● Set exercise
List the data as a numbered list, without blank lines, starting at the first line and ending at the line containing "x-tick-label: 12 <box>401 430 425 454</box>", with both of those lines included.

● Provided entries
* * * * * * * * *

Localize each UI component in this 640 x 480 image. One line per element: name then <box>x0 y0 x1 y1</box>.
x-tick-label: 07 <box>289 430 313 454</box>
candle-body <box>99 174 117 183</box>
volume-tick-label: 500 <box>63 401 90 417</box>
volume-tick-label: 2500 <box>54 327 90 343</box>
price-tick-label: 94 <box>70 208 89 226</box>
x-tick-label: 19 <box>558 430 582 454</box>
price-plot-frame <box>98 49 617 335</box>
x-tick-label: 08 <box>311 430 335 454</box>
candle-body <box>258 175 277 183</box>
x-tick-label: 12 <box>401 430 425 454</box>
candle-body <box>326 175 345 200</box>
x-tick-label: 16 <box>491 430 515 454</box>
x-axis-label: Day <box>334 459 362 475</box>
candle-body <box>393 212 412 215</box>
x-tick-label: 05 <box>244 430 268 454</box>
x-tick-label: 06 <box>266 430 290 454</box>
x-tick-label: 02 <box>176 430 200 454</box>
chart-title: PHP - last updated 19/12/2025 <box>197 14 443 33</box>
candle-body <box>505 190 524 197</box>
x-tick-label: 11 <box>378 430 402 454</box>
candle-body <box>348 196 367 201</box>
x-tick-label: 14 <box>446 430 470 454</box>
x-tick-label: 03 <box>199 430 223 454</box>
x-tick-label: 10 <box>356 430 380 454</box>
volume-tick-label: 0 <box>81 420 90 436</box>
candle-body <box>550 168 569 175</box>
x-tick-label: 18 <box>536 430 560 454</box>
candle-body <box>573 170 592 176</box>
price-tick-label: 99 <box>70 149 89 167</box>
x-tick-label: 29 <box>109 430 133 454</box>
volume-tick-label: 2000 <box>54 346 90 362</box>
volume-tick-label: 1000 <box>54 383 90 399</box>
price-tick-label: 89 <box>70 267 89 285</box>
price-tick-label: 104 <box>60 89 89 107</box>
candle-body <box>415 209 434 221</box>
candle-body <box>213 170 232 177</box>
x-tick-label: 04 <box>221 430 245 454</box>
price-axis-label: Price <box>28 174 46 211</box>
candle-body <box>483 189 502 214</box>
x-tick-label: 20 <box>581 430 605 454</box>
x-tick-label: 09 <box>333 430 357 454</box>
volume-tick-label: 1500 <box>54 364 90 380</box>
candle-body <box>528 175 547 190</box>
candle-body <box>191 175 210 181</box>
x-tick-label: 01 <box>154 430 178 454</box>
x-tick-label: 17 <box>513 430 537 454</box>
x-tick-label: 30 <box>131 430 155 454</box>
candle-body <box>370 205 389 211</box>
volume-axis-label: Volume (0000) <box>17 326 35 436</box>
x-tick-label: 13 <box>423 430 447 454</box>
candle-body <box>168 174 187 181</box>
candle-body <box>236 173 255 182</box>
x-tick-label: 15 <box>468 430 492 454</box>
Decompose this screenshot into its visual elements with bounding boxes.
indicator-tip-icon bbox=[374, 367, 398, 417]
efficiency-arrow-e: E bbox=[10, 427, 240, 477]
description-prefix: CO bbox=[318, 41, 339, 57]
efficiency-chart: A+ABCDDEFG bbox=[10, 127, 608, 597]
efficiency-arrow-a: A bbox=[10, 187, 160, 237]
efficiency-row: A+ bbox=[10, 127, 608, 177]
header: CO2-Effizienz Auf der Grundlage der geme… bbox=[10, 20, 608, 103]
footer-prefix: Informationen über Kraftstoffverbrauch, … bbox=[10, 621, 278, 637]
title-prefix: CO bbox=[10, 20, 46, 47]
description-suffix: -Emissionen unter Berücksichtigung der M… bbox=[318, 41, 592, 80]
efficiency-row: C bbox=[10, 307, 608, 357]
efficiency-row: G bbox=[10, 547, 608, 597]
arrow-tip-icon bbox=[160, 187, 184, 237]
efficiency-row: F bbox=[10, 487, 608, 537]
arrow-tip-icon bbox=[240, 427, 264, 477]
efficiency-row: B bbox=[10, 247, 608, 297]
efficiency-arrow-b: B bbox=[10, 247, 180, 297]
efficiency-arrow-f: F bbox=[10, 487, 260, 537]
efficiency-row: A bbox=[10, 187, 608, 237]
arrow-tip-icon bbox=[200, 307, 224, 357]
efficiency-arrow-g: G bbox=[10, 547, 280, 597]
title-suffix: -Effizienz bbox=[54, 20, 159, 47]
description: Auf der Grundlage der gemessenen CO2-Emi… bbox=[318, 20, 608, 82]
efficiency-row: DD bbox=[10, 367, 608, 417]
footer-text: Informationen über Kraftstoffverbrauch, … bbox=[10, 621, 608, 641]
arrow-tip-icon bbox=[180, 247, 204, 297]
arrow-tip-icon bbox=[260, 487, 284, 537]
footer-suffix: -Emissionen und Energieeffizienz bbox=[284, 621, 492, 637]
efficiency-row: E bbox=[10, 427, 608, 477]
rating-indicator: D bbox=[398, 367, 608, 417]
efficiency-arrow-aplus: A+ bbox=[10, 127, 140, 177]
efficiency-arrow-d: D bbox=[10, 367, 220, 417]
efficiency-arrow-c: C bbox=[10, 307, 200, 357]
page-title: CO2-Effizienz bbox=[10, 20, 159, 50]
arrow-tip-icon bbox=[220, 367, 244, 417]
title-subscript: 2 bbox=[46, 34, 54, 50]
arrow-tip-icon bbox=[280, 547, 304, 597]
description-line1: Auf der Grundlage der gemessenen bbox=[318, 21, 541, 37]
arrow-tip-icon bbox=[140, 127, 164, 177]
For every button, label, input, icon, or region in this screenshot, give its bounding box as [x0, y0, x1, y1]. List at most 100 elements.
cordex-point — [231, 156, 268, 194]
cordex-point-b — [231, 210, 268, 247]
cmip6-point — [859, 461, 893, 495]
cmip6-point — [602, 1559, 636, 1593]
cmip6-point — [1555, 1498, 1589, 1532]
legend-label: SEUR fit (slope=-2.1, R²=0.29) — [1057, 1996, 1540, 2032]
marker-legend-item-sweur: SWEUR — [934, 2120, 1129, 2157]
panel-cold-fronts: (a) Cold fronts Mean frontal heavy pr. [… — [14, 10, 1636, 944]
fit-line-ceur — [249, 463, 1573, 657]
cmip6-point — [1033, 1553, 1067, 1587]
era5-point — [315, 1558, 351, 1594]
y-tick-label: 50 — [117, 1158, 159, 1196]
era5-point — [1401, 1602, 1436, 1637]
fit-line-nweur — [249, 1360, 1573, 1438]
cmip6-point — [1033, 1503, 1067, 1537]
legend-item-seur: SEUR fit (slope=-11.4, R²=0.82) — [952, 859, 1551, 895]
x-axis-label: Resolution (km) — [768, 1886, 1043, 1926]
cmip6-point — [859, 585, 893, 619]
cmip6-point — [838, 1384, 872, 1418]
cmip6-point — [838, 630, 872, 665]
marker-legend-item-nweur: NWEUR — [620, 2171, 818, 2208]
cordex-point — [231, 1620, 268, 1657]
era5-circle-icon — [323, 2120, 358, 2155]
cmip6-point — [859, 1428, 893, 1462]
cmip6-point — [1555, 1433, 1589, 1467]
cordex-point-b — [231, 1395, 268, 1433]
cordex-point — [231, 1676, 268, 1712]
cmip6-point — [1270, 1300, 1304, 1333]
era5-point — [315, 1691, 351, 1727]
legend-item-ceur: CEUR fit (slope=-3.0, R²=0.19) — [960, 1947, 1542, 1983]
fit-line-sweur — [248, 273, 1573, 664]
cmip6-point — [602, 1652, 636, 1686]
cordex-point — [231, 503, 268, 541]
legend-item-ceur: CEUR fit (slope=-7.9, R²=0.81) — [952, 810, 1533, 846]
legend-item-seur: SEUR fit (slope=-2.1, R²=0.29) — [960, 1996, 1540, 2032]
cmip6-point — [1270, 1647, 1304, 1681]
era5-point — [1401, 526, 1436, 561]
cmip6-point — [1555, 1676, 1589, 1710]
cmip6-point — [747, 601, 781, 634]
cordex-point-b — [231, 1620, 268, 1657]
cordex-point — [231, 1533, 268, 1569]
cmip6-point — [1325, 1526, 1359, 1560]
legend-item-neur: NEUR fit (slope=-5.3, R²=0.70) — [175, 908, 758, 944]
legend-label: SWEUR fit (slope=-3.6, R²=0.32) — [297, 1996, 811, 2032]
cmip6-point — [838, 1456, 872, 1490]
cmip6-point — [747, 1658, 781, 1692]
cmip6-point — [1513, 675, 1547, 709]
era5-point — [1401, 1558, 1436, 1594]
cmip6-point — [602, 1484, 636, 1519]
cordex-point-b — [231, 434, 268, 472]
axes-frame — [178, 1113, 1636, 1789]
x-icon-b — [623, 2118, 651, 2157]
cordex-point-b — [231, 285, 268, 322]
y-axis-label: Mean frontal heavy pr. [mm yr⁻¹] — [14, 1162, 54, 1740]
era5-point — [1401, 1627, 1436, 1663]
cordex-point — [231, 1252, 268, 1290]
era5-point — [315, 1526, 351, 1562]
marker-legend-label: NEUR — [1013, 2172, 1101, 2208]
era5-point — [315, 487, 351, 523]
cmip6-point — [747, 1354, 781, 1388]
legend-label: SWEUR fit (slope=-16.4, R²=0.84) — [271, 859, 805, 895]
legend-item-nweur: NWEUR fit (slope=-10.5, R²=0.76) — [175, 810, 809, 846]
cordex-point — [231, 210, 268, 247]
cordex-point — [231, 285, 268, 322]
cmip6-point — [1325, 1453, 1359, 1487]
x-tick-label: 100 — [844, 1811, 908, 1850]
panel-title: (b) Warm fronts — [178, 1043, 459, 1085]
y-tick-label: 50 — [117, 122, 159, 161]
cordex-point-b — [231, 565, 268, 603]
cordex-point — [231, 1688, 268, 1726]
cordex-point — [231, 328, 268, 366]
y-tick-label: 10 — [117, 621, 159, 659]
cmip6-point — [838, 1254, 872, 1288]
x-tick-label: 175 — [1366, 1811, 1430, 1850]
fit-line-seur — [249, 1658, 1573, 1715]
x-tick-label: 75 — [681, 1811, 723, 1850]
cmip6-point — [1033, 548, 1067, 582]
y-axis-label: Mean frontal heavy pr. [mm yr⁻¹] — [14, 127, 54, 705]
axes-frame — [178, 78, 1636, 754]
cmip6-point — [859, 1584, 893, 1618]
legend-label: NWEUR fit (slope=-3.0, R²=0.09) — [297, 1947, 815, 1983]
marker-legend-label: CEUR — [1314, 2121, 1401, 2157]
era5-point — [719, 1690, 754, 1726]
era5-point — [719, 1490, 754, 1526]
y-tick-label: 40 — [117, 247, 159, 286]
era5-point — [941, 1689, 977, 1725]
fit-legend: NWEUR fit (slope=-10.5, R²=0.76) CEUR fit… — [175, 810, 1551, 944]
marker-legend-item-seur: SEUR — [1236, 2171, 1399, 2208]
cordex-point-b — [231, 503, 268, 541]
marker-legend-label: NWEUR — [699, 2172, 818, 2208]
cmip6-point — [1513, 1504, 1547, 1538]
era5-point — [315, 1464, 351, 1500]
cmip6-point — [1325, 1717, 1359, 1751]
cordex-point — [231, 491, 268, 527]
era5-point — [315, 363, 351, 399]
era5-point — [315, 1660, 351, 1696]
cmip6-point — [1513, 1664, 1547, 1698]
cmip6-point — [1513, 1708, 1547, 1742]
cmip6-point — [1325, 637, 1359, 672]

* * * * * * * * *

● Result of this exercise
1. Localize each UI component in this 640 x 480 image. One line per element: name then <box>x0 y0 x1 y1</box>.
2. x-tick-label: 07 <box>289 430 313 454</box>
3. candle-body <box>99 174 117 183</box>
4. volume-tick-label: 500 <box>63 401 90 417</box>
5. volume-tick-label: 2500 <box>54 327 90 343</box>
6. price-tick-label: 94 <box>70 208 89 226</box>
7. x-tick-label: 19 <box>558 430 582 454</box>
8. price-plot-frame <box>98 49 617 335</box>
9. x-tick-label: 08 <box>311 430 335 454</box>
10. candle-body <box>258 175 277 183</box>
11. x-tick-label: 12 <box>401 430 425 454</box>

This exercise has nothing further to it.